-- Supplied text follows --

Mac Sleep Settings for Performance and Battery Life

Pick the Best Sleep Method for You and Your Mac

Interior of home office
Westend61/Getty Images

Apple supports three main types of sleep modes for desktops and portables. The three modes are Sleep, Hibernation, and Safe Sleep, and they each work slightly differently.


The Mac's RAM is left powered on while it's sleeping. This allows the Mac to wake up very quickly, because there's no need to load anything from the hard drive. This is the default sleep mode for desktop Macs.


In this mode, the contents of RAM are copied to your drive before the Mac enters sleep.

Once the Mac is sleeping, power is removed from the RAM. When you wake the Mac up, the startup drive must first write the data back to the RAM, so wake time is a bit slower. This is the default sleep mode for portables released before 2005.

Safe Sleep

The RAM contents are copied to the startup drive before the Mac enters sleep, but the RAM remains powered while the Mac is sleeping. Wake time is very fast because the RAM still contains the necessary info. Writing the RAM's contents to the startup drive is a safeguard. Should something happen, such as a battery failure, you can still recover your data.

Since 2005, the default sleep mode for portables has been Safe Sleep, but not all Apple portables are capable of supporting this mode. Apple says that models from 2005 and later directly support Safe Sleep mode; some earlier portables also support Safe Sleep mode.

Find Out Which Sleep Mode Your Mac is Using

You can find out which sleep mode your Mac is using by opening the Terminal application, located at /Applications/Utilities/.

When the Terminal window opens, enter the following at the prompt (you can triple click the line below to select it, then copy/paste the text into Terminal):

pmset -g | grep hibernatemode

You should see one of the following responses:

  • hibernatemode 0
  • hibernatemode 1
  • hibernatemode 3
  • hibernatemode 25

Zero means normal sleep and is the default for desktops; 1 means hibernate mode and is the default for older portables (pre 2005);
 3 means safe sleep and is the default for portables made after 2005; 25 is the same as hibernate mode, but is the setting used for newer (post 2005) Mac portables.

-- Supplied text concluded --
-- Supplied entries follows --

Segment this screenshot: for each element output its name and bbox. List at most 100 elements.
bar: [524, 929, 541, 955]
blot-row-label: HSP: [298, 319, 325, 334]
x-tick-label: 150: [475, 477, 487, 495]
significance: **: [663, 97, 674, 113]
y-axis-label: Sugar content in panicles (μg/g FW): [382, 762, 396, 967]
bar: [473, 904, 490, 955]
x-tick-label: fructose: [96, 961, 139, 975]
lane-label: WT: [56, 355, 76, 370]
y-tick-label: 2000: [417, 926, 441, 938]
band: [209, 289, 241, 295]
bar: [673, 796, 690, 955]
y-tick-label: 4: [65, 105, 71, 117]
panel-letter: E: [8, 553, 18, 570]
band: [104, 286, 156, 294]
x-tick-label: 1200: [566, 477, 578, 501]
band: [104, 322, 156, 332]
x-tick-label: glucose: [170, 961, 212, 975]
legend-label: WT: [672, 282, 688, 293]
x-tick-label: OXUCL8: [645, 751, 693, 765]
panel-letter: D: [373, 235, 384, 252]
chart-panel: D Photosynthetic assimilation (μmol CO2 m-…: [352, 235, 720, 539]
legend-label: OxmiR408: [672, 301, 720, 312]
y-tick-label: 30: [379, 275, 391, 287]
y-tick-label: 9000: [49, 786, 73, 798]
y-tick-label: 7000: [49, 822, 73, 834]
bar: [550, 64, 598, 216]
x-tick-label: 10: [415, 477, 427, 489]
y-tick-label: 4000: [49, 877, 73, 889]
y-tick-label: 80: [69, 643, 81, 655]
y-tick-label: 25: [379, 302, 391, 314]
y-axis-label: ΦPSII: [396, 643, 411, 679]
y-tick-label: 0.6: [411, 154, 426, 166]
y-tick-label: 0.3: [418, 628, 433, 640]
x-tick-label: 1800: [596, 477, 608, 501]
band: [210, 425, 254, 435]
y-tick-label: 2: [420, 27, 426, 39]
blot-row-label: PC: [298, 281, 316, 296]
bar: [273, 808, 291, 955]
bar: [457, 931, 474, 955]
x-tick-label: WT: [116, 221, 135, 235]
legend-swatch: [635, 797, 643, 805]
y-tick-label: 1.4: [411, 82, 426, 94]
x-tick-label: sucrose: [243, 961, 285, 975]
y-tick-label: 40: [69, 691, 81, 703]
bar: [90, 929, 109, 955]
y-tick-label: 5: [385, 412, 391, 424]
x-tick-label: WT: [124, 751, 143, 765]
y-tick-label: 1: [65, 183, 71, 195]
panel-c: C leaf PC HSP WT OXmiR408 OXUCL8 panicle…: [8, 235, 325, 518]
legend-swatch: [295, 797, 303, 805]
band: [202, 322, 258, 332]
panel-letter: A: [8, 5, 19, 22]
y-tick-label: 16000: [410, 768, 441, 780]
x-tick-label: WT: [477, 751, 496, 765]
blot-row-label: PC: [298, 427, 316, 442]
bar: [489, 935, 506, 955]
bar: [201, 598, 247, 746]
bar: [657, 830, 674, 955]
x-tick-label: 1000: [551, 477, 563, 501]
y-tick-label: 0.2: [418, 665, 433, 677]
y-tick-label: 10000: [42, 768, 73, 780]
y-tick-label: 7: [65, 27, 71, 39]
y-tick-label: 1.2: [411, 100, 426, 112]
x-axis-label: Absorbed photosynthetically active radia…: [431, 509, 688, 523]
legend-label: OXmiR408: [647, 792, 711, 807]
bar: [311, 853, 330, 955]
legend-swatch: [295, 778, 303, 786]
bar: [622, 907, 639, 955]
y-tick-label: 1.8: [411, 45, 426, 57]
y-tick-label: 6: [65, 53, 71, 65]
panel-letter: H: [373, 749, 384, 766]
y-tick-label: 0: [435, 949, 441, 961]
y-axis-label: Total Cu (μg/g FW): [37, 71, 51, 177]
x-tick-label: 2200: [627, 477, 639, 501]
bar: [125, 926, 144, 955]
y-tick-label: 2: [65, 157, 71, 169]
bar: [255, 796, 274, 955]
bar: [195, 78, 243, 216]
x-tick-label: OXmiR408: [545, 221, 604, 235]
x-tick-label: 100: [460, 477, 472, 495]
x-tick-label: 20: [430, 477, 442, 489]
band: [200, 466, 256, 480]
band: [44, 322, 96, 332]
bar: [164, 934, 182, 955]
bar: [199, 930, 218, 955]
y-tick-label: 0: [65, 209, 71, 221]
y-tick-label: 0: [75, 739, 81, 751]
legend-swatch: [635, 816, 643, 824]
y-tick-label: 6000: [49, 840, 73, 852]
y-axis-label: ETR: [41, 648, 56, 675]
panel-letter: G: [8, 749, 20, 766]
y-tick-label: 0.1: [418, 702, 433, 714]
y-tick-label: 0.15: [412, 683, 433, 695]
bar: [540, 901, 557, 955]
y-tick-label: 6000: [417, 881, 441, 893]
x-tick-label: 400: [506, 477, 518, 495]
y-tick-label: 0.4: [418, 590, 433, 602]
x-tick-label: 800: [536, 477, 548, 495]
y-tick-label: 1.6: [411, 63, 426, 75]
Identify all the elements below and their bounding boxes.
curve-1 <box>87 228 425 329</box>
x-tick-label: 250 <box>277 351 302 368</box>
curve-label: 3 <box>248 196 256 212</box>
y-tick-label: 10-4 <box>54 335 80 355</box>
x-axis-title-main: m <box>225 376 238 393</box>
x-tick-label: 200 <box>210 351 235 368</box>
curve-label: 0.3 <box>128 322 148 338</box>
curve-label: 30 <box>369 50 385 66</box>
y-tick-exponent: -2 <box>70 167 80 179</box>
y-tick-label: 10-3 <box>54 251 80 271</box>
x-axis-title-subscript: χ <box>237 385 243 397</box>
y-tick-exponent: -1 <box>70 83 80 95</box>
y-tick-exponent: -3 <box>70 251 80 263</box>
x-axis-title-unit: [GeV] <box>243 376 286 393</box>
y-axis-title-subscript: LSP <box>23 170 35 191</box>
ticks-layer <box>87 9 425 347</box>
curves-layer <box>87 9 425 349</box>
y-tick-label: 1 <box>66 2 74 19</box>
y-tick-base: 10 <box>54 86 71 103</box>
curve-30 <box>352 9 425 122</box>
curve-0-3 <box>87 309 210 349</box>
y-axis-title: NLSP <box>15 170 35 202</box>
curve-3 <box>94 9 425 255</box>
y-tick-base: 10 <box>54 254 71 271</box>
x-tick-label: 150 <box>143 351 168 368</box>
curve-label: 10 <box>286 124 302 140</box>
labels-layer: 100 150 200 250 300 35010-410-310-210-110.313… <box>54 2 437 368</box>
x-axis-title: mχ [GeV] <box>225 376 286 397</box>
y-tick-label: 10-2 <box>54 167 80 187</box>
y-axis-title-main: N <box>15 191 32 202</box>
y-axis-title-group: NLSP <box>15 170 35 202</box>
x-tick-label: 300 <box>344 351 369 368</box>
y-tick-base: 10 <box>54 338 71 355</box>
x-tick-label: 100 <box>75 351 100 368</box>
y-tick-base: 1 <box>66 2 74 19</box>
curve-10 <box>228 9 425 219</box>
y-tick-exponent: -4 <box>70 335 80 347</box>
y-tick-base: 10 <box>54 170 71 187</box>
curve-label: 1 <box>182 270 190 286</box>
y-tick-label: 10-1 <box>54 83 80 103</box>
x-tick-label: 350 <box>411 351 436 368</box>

-- Supplied entries concluded --

Work to complete:
(a) In the text on Mac sleep settings, what command is entered in Terminal to see which sleep mode a Mac is using?
(b) Go on with the text on Mac sleep settings, starting after its final sentence.
The lines have nothing to do with any of this.

Task responses:
(a) pmset -g | grep hibernatemode

(b)
A few notes about hibernatemode 25: This mode has the potential to maximize battery runtime, but it does so by taking longer to enter hibernation mode, and longer to wake up from hibernation. It also forces paging of inactive memory to disk before hibernation occurs, in order to create a smaller memory footprint. When your Mac wakes from sleep, the inactive memory that was paged to disk isn't restored to memory right away; instead; the inactive memory is restored when needed. This can lead to apps taking longer to load, and drive paging to occur well after your Mac has wakened from sleep.

However, if you really must squeeze out every joule of energy from your Mac’s batteries, this hibernation mode may be helpful.


Besides sleep, your Mac can enter a standby mode to conserve the battery's charge. A Mac portable can remain in standby for up to thirty days under ideal conditions. Most users with batteries in reasonable shape and fully charged could see 15 to 20 days of standby power.

Mac computers from 2013 and later support standby operations. Standby is entered automatically if your Mac has been asleep for three hours, and your Mac portable has no external connections, such as USB, Thunderbolt, or SD cards.

You can exit standby by opening the lid on your Mac portable, or tapping any key, plugging in the power adapter, clicking the mouse or trackpad, or plugging in a display.

If you keep your Mac in standby mode for too long a period, the battery can be completely discharged, requiring you to attach the power adapter and restart the Mac by pressing the power button.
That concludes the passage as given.